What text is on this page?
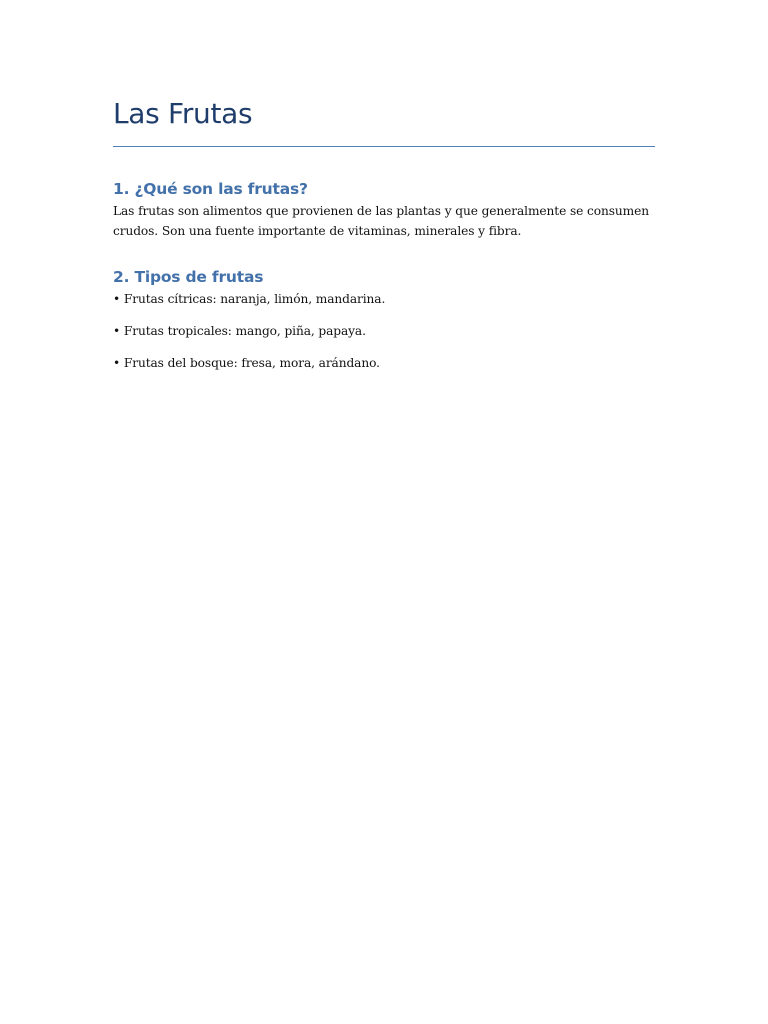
Las Frutas
1. ¿Qué son las frutas?

Las frutas son alimentos que provienen de las plantas y que generalmente se consumen crudos. Son una fuente importante de vitaminas, minerales y fibra.

2. Tipos de frutas
• Frutas cítricas: naranja, limón, mandarina.
• Frutas tropicales: mango, piña, papaya.
• Frutas del bosque: fresa, mora, arándano.
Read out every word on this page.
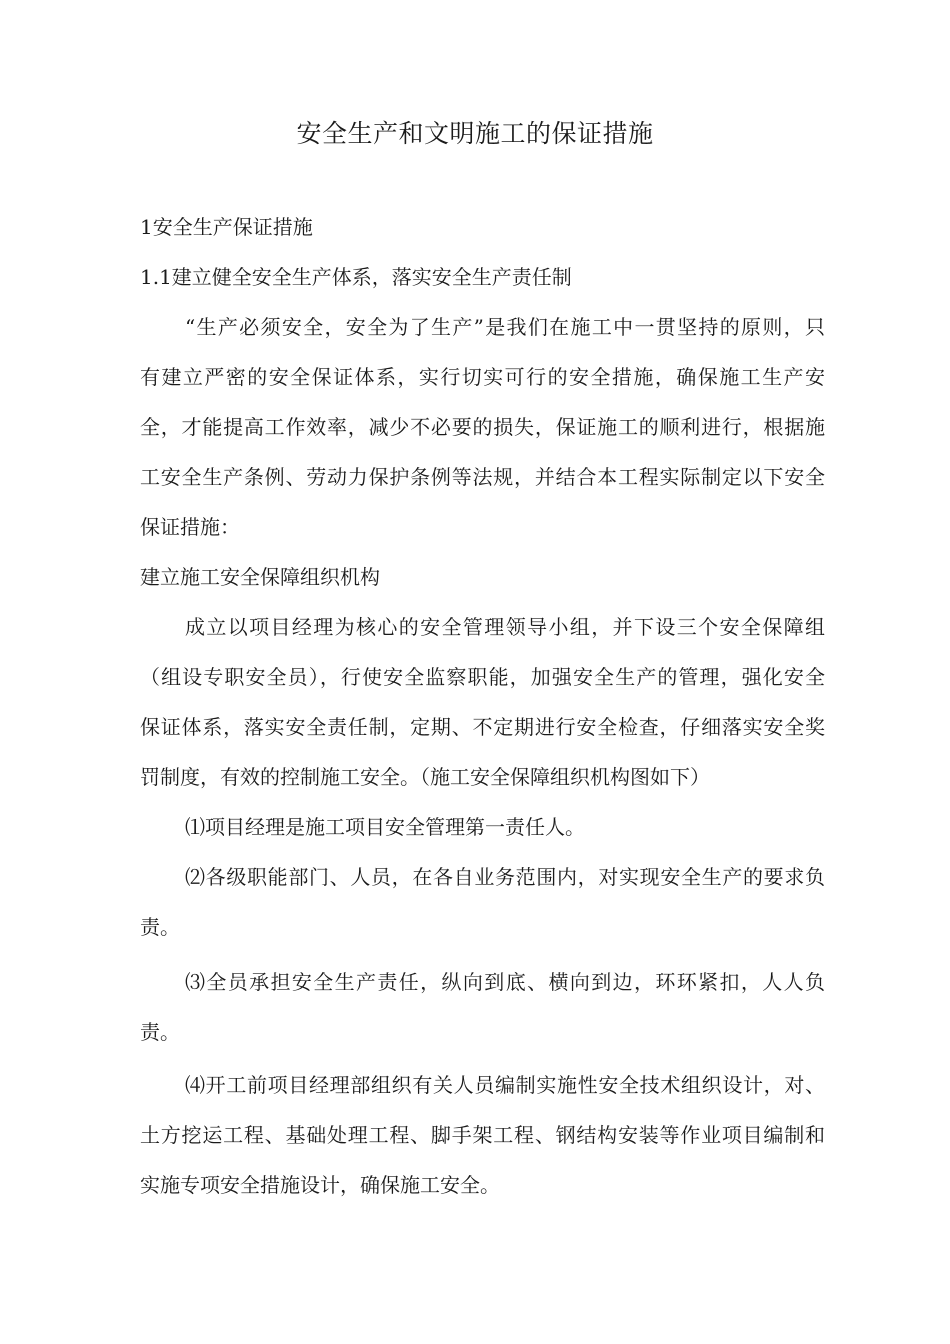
安全生产和文明施工的保证措施

1安全生产保证措施

1.1建立健全安全生产体系，落实安全生产责任制

“生产必须安全，安全为了生产”是我们在施工中一贯坚持的原则，只

有建立严密的安全保证体系，实行切实可行的安全措施，确保施工生产安

全，才能提高工作效率，减少不必要的损失，保证施工的顺利进行，根据施

工安全生产条例、劳动力保护条例等法规，并结合本工程实际制定以下安全

保证措施：

建立施工安全保障组织机构

成立以项目经理为核心的安全管理领导小组，并下设三个安全保障组

（组设专职安全员），行使安全监察职能，加强安全生产的管理，强化安全

保证体系，落实安全责任制，定期、不定期进行安全检查，仔细落实安全奖

罚制度，有效的控制施工安全。（施工安全保障组织机构图如下）

⑴项目经理是施工项目安全管理第一责任人。

⑵各级职能部门、人员，在各自业务范围内，对实现安全生产的要求负

责。

⑶全员承担安全生产责任，纵向到底、横向到边，环环紧扣，人人负

责。

⑷开工前项目经理部组织有关人员编制实施性安全技术组织设计，对、

土方挖运工程、基础处理工程、脚手架工程、钢结构安装等作业项目编制和

实施专项安全措施设计，确保施工安全。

-=-=-

▸ **What the task requires**: Locate "Read out every word on this page." in the listing above, then print exactly the lines from that line through the final one, omitting all pictures.

▸ **Answer for this exercise**:
Read out every word on this page.
安全生产和文明施工的保证措施

1安全生产保证措施

1.1建立健全安全生产体系，落实安全生产责任制

“生产必须安全，安全为了生产”是我们在施工中一贯坚持的原则，只

有建立严密的安全保证体系，实行切实可行的安全措施，确保施工生产安

全，才能提高工作效率，减少不必要的损失，保证施工的顺利进行，根据施

工安全生产条例、劳动力保护条例等法规，并结合本工程实际制定以下安全

保证措施：

建立施工安全保障组织机构

成立以项目经理为核心的安全管理领导小组，并下设三个安全保障组

（组设专职安全员），行使安全监察职能，加强安全生产的管理，强化安全

保证体系，落实安全责任制，定期、不定期进行安全检查，仔细落实安全奖

罚制度，有效的控制施工安全。（施工安全保障组织机构图如下）

⑴项目经理是施工项目安全管理第一责任人。

⑵各级职能部门、人员，在各自业务范围内，对实现安全生产的要求负

责。

⑶全员承担安全生产责任，纵向到底、横向到边，环环紧扣，人人负

责。

⑷开工前项目经理部组织有关人员编制实施性安全技术组织设计，对、

土方挖运工程、基础处理工程、脚手架工程、钢结构安装等作业项目编制和

实施专项安全措施设计，确保施工安全。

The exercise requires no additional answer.